%%

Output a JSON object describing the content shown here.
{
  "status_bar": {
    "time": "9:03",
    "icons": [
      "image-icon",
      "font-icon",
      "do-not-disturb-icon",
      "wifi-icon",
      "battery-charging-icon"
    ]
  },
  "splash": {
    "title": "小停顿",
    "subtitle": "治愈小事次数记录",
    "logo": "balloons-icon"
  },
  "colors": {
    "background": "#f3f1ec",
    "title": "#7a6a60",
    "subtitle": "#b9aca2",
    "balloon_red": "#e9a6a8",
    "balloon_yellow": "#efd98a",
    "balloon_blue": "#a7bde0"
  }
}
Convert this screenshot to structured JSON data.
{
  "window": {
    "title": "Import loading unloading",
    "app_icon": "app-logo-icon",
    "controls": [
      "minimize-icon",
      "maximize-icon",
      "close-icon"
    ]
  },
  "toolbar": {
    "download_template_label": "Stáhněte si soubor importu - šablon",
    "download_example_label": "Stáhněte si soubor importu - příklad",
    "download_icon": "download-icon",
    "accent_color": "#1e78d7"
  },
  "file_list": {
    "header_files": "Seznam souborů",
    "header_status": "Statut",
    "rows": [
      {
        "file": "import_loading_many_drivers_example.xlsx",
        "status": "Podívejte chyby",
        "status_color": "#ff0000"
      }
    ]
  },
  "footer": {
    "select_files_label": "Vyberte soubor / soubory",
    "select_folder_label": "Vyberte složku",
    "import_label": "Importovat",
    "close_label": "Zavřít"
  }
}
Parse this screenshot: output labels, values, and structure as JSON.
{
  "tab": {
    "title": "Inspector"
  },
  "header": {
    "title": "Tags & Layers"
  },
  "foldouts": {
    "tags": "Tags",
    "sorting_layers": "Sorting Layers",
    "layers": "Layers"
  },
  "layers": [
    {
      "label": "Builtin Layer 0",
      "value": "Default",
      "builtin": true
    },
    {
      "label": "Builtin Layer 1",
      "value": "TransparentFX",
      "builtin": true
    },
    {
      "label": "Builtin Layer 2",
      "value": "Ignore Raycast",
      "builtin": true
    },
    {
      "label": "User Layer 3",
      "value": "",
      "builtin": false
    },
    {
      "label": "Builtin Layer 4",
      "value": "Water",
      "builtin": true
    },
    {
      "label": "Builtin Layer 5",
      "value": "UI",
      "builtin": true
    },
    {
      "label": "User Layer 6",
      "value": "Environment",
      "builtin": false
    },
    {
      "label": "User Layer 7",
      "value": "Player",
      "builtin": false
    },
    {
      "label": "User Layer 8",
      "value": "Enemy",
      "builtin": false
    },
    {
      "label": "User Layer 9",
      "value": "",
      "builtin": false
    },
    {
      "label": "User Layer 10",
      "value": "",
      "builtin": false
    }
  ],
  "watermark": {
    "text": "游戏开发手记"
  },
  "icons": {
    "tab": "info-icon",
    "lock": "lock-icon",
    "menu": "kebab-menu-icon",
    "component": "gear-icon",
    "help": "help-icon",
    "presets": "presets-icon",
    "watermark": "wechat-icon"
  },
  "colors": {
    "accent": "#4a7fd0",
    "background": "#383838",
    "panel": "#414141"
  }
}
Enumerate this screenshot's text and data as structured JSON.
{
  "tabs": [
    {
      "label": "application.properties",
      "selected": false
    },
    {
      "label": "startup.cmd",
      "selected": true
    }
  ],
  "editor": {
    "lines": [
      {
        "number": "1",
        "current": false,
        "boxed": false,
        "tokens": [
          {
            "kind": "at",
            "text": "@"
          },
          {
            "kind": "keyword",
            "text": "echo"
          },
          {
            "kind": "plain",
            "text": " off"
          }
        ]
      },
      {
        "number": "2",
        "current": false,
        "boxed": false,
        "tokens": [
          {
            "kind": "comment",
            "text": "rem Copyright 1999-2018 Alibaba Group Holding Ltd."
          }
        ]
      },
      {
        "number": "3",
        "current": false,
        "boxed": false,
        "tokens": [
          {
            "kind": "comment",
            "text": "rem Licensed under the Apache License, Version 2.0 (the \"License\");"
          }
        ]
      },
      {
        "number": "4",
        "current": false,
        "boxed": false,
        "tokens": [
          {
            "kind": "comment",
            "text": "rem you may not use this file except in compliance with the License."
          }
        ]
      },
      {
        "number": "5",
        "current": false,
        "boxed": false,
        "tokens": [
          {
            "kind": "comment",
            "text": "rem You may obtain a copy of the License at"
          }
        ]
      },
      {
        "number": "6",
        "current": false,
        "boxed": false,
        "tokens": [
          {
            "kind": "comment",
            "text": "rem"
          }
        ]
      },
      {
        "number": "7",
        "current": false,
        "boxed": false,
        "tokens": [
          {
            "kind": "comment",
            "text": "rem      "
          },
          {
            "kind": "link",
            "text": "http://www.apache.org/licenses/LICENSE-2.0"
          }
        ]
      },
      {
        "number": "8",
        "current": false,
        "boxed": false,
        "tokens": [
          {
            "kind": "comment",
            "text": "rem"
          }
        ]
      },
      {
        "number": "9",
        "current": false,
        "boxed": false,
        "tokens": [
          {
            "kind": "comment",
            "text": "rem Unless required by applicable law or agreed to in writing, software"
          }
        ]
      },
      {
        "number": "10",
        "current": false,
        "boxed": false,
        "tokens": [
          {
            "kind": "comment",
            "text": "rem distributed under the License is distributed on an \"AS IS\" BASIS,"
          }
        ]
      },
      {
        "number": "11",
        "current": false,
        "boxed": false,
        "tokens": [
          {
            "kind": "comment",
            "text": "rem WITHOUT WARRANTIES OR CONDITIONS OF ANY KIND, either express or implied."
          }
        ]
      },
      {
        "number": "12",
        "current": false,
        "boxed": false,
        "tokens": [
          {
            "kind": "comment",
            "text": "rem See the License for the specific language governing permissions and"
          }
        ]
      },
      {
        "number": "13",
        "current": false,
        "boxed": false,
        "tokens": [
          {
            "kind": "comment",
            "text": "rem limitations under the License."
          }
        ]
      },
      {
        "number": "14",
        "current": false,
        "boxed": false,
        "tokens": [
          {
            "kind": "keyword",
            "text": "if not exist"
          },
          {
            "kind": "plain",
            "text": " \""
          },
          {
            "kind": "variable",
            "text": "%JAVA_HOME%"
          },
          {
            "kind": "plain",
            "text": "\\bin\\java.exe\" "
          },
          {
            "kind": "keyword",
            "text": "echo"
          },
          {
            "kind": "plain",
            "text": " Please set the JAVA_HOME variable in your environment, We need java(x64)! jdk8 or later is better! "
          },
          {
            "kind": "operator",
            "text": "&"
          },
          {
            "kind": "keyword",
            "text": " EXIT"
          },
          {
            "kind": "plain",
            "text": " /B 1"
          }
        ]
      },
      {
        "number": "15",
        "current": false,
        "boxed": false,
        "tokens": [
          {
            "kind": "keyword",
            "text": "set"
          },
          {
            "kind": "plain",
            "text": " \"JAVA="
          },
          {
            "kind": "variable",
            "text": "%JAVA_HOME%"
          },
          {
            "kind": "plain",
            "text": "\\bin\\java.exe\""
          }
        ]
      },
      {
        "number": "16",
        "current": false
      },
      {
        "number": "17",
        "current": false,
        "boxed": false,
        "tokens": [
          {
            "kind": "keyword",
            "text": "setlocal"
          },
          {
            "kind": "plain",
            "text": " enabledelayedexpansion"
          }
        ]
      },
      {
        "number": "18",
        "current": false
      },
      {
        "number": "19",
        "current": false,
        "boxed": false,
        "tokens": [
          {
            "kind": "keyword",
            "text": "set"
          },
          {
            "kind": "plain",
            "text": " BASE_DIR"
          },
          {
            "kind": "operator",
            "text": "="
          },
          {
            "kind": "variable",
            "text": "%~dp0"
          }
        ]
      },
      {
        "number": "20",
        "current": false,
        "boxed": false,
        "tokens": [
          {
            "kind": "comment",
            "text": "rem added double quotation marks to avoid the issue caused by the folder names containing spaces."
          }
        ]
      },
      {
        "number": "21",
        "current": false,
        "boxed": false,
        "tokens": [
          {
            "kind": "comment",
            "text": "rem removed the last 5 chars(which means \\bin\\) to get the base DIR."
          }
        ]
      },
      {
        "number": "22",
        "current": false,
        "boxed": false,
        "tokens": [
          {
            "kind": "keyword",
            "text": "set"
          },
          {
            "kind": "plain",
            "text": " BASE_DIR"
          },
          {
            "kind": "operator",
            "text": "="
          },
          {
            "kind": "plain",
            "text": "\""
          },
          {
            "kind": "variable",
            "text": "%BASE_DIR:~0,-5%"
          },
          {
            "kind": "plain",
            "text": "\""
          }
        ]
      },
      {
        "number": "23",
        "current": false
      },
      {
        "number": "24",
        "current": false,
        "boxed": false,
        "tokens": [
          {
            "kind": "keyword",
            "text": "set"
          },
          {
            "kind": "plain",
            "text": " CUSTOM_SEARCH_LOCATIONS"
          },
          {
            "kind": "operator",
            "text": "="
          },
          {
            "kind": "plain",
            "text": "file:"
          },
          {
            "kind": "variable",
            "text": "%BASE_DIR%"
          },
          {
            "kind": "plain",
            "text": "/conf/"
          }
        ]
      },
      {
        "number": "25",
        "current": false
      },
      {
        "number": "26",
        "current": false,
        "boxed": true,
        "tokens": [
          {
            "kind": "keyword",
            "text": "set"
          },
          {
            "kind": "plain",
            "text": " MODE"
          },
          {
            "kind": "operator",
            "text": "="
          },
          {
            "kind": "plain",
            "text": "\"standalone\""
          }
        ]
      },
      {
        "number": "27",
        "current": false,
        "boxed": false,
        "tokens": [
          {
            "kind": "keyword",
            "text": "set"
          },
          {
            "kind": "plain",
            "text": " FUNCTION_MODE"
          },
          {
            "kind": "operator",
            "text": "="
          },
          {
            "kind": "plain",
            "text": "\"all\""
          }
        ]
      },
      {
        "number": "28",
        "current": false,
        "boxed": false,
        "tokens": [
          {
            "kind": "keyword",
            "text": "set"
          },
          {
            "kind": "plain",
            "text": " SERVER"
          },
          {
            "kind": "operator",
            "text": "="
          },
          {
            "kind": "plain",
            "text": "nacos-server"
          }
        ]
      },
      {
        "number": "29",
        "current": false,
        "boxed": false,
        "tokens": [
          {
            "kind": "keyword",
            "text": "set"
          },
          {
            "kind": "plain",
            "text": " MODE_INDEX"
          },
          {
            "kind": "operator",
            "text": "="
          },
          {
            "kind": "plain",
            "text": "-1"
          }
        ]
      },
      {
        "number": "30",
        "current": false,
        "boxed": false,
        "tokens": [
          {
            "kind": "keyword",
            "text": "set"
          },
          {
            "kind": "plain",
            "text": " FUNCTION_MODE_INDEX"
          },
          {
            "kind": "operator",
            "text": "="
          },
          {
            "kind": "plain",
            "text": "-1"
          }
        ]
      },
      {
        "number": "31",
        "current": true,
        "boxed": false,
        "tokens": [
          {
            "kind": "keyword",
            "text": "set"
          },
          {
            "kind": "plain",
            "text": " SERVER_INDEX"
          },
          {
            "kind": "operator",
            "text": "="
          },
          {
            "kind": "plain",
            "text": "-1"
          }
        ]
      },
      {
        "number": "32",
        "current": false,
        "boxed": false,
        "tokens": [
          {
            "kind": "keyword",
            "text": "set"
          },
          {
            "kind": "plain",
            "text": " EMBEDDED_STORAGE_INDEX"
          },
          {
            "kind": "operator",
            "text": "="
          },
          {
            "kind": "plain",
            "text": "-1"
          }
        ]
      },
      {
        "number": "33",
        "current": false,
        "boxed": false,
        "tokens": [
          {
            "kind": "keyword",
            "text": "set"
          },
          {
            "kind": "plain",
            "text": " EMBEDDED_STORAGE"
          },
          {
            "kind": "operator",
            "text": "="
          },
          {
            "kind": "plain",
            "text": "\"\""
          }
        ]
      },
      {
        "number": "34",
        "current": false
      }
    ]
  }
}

%%

**Goal**
Each line with the string "logo" in it needs to be found and copied.

**Response**
    "logo": "balloons-icon"
    "app_icon": "app-logo-icon",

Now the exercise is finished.